### To do
Print every record below exactly as written.

★ ★ ★ ★ ★

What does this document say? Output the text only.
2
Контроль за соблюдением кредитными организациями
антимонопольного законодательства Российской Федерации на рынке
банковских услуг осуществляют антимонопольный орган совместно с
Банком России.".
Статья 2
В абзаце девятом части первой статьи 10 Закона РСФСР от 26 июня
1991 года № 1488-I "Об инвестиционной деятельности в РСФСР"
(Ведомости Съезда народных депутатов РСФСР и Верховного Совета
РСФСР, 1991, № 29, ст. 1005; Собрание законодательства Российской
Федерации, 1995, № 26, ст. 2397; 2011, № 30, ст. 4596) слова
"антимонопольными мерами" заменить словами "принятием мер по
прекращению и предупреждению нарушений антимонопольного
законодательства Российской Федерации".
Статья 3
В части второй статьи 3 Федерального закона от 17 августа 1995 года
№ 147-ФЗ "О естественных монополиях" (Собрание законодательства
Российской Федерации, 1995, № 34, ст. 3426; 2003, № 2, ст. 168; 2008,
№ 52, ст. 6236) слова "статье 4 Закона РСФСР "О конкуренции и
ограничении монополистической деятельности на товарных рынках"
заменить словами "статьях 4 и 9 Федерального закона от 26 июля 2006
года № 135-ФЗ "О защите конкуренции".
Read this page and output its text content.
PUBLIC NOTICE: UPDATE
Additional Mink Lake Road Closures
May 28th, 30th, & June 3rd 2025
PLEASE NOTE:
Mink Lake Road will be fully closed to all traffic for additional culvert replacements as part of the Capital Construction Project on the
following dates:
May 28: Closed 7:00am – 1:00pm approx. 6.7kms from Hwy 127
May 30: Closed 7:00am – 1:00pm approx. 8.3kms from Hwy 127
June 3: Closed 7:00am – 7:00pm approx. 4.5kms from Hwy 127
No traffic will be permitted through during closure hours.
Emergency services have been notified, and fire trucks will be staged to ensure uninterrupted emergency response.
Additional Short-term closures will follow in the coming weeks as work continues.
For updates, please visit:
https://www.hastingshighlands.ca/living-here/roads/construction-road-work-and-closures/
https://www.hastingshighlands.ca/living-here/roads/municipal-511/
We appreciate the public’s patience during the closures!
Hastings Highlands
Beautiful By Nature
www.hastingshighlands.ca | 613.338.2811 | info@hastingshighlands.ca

★ ★ ★ ★ ★

### Task output
What does this document say? Output the text only.
2
Контроль за соблюдением кредитными организациями
антимонопольного законодательства Российской Федерации на рынке
банковских услуг осуществляют антимонопольный орган совместно с
Банком России.".
Статья 2
В абзаце девятом части первой статьи 10 Закона РСФСР от 26 июня
1991 года № 1488-I "Об инвестиционной деятельности в РСФСР"
(Ведомости Съезда народных депутатов РСФСР и Верховного Совета
РСФСР, 1991, № 29, ст. 1005; Собрание законодательства Российской
Федерации, 1995, № 26, ст. 2397; 2011, № 30, ст. 4596) слова
"антимонопольными мерами" заменить словами "принятием мер по
прекращению и предупреждению нарушений антимонопольного
законодательства Российской Федерации".
Статья 3
В части второй статьи 3 Федерального закона от 17 августа 1995 года
№ 147-ФЗ "О естественных монополиях" (Собрание законодательства
Российской Федерации, 1995, № 34, ст. 3426; 2003, № 2, ст. 168; 2008,
№ 52, ст. 6236) слова "статье 4 Закона РСФСР "О конкуренции и
ограничении монополистической деятельности на товарных рынках"
заменить словами "статьях 4 и 9 Федерального закона от 26 июля 2006
года № 135-ФЗ "О защите конкуренции".
Read this page and output its text content.
PUBLIC NOTICE: UPDATE
Additional Mink Lake Road Closures
May 28th, 30th, & June 3rd 2025
PLEASE NOTE:
Mink Lake Road will be fully closed to all traffic for additional culvert replacements as part of the Capital Construction Project on the
following dates:
May 28: Closed 7:00am – 1:00pm approx. 6.7kms from Hwy 127
May 30: Closed 7:00am – 1:00pm approx. 8.3kms from Hwy 127
June 3: Closed 7:00am – 7:00pm approx. 4.5kms from Hwy 127
No traffic will be permitted through during closure hours.
Emergency services have been notified, and fire trucks will be staged to ensure uninterrupted emergency response.
Additional Short-term closures will follow in the coming weeks as work continues.
For updates, please visit:
https://www.hastingshighlands.ca/living-here/roads/construction-road-work-and-closures/
https://www.hastingshighlands.ca/living-here/roads/municipal-511/
We appreciate the public’s patience during the closures!
Hastings Highlands
Beautiful By Nature
www.hastingshighlands.ca | 613.338.2811 | info@hastingshighlands.ca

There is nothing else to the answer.